### Task description
Restate the data below word for word. Skip any images it contains.

--- Start Records supplied ---

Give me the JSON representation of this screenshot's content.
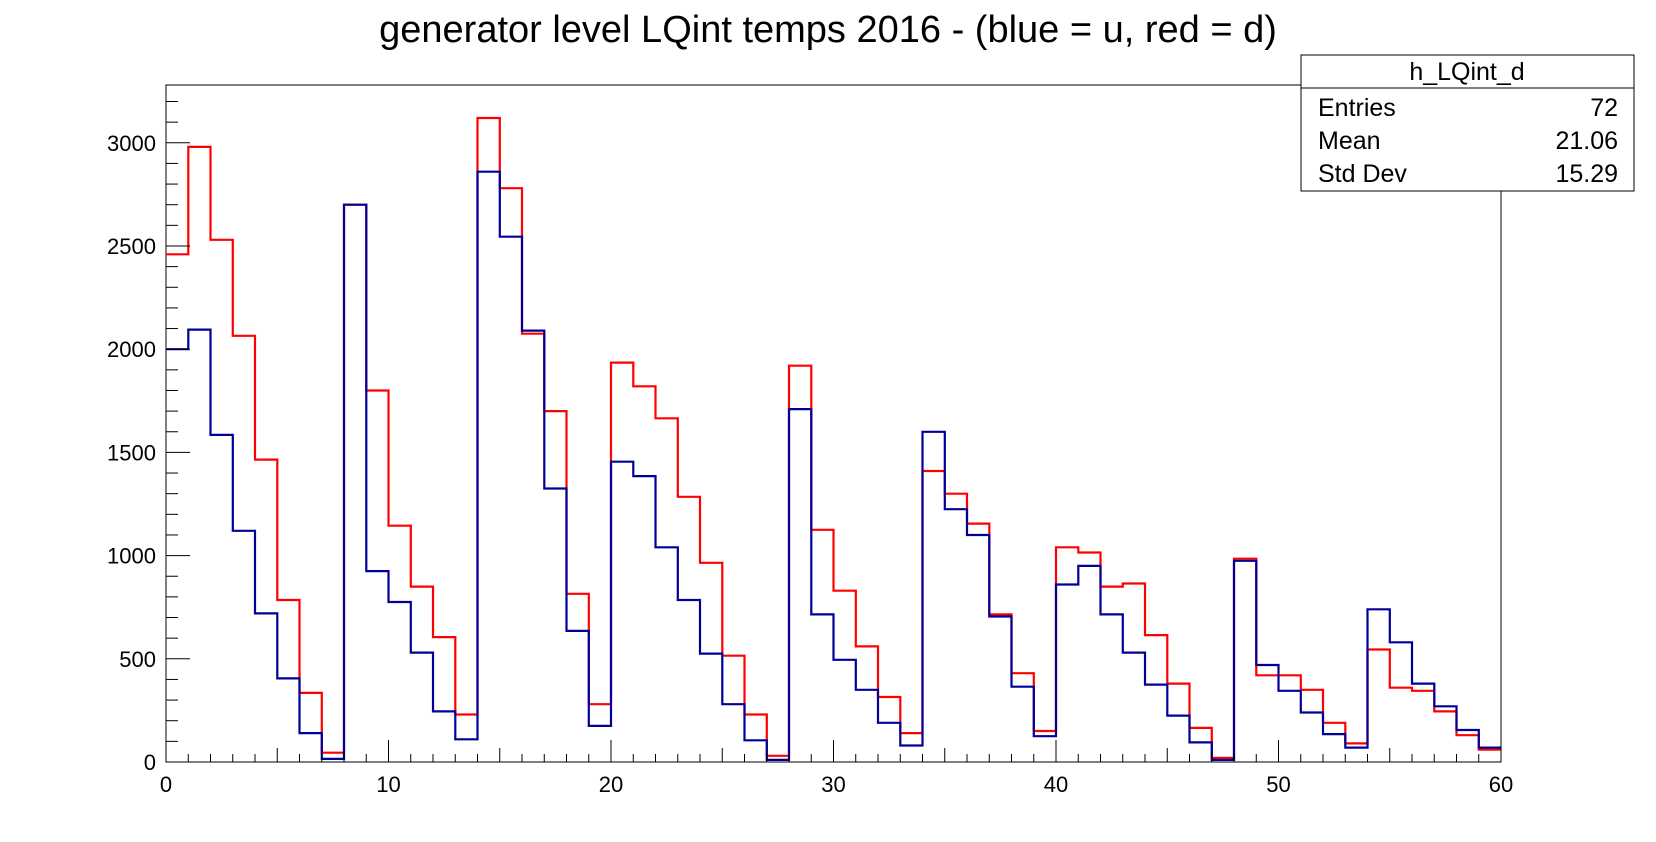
{
  "chart_data": {
    "type": "histogram",
    "title": "generator level LQint temps 2016 - (blue = u, red = d)",
    "xlabel": "",
    "ylabel": "",
    "xlim": [
      0,
      60
    ],
    "ylim": [
      0,
      3280
    ],
    "x_ticks": [
      0,
      10,
      20,
      30,
      40,
      50,
      60
    ],
    "y_ticks": [
      0,
      500,
      1000,
      1500,
      2000,
      2500,
      3000
    ],
    "bin_width": 1,
    "grid": false,
    "series": [
      {
        "color": "#ff0000",
        "values": [
          2460,
          2980,
          2530,
          2065,
          1465,
          785,
          335,
          45,
          2700,
          1800,
          1145,
          850,
          605,
          230,
          3120,
          2780,
          2075,
          1700,
          815,
          280,
          1935,
          1820,
          1665,
          1285,
          965,
          515,
          230,
          30,
          1920,
          1125,
          830,
          560,
          315,
          140,
          1410,
          1300,
          1155,
          715,
          430,
          150,
          1040,
          1015,
          850,
          865,
          615,
          380,
          165,
          20,
          985,
          420,
          420,
          350,
          190,
          90,
          545,
          360,
          345,
          245,
          130,
          60
        ]
      },
      {
        "color": "#000099",
        "values": [
          2000,
          2095,
          1585,
          1120,
          720,
          405,
          140,
          15,
          2700,
          925,
          775,
          530,
          245,
          110,
          2860,
          2545,
          2090,
          1325,
          635,
          175,
          1455,
          1385,
          1040,
          785,
          525,
          280,
          105,
          10,
          1710,
          715,
          495,
          350,
          190,
          80,
          1600,
          1225,
          1100,
          705,
          365,
          125,
          860,
          950,
          715,
          530,
          375,
          225,
          95,
          10,
          975,
          470,
          345,
          240,
          135,
          70,
          740,
          580,
          380,
          270,
          155,
          70
        ]
      }
    ]
  },
  "stats_box": {
    "name": "h_LQint_d",
    "rows": [
      {
        "label": "Entries",
        "value": "72"
      },
      {
        "label": "Mean",
        "value": "21.06"
      },
      {
        "label": "Std Dev",
        "value": "15.29"
      }
    ]
  }
}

--- End Records supplied ---

### Exercise solution
Give me the JSON representation of this screenshot's content.
{
  "chart_data": {
    "type": "histogram",
    "title": "generator level LQint temps 2016 - (blue = u, red = d)",
    "xlabel": "",
    "ylabel": "",
    "xlim": [
      0,
      60
    ],
    "ylim": [
      0,
      3280
    ],
    "x_ticks": [
      0,
      10,
      20,
      30,
      40,
      50,
      60
    ],
    "y_ticks": [
      0,
      500,
      1000,
      1500,
      2000,
      2500,
      3000
    ],
    "bin_width": 1,
    "grid": false,
    "series": [
      {
        "color": "#ff0000",
        "values": [
          2460,
          2980,
          2530,
          2065,
          1465,
          785,
          335,
          45,
          2700,
          1800,
          1145,
          850,
          605,
          230,
          3120,
          2780,
          2075,
          1700,
          815,
          280,
          1935,
          1820,
          1665,
          1285,
          965,
          515,
          230,
          30,
          1920,
          1125,
          830,
          560,
          315,
          140,
          1410,
          1300,
          1155,
          715,
          430,
          150,
          1040,
          1015,
          850,
          865,
          615,
          380,
          165,
          20,
          985,
          420,
          420,
          350,
          190,
          90,
          545,
          360,
          345,
          245,
          130,
          60
        ]
      },
      {
        "color": "#000099",
        "values": [
          2000,
          2095,
          1585,
          1120,
          720,
          405,
          140,
          15,
          2700,
          925,
          775,
          530,
          245,
          110,
          2860,
          2545,
          2090,
          1325,
          635,
          175,
          1455,
          1385,
          1040,
          785,
          525,
          280,
          105,
          10,
          1710,
          715,
          495,
          350,
          190,
          80,
          1600,
          1225,
          1100,
          705,
          365,
          125,
          860,
          950,
          715,
          530,
          375,
          225,
          95,
          10,
          975,
          470,
          345,
          240,
          135,
          70,
          740,
          580,
          380,
          270,
          155,
          70
        ]
      }
    ]
  },
  "stats_box": {
    "name": "h_LQint_d",
    "rows": [
      {
        "label": "Entries",
        "value": "72"
      },
      {
        "label": "Mean",
        "value": "21.06"
      },
      {
        "label": "Std Dev",
        "value": "15.29"
      }
    ]
  }
}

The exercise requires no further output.